(Dataset entries)
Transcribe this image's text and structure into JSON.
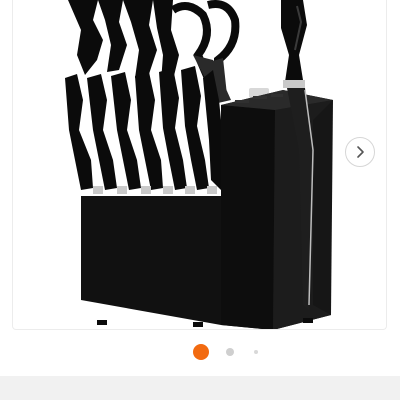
{
  "gallery": {
    "image": {
      "subject": "knife-block-set-image",
      "colors": {
        "knife": "#0b0b0b",
        "block": "#111111",
        "steel": "#c9c9c9",
        "highlight": "#3a3a3a"
      }
    },
    "next_arrow_icon": "chevron-right-icon",
    "pager": {
      "total": 3,
      "active_index": 0,
      "active_color": "#f26a10",
      "inactive_color": "#cfcfcf"
    }
  }
}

TASK DIRECTIONS —
Leave out the pictures and transcribe everything else exactly.

OUTPUT —
Transcribe this image's text and structure into JSON.
{
  "gallery": {
    "image": {
      "subject": "knife-block-set-image",
      "colors": {
        "knife": "#0b0b0b",
        "block": "#111111",
        "steel": "#c9c9c9",
        "highlight": "#3a3a3a"
      }
    },
    "next_arrow_icon": "chevron-right-icon",
    "pager": {
      "total": 3,
      "active_index": 0,
      "active_color": "#f26a10",
      "inactive_color": "#cfcfcf"
    }
  }
}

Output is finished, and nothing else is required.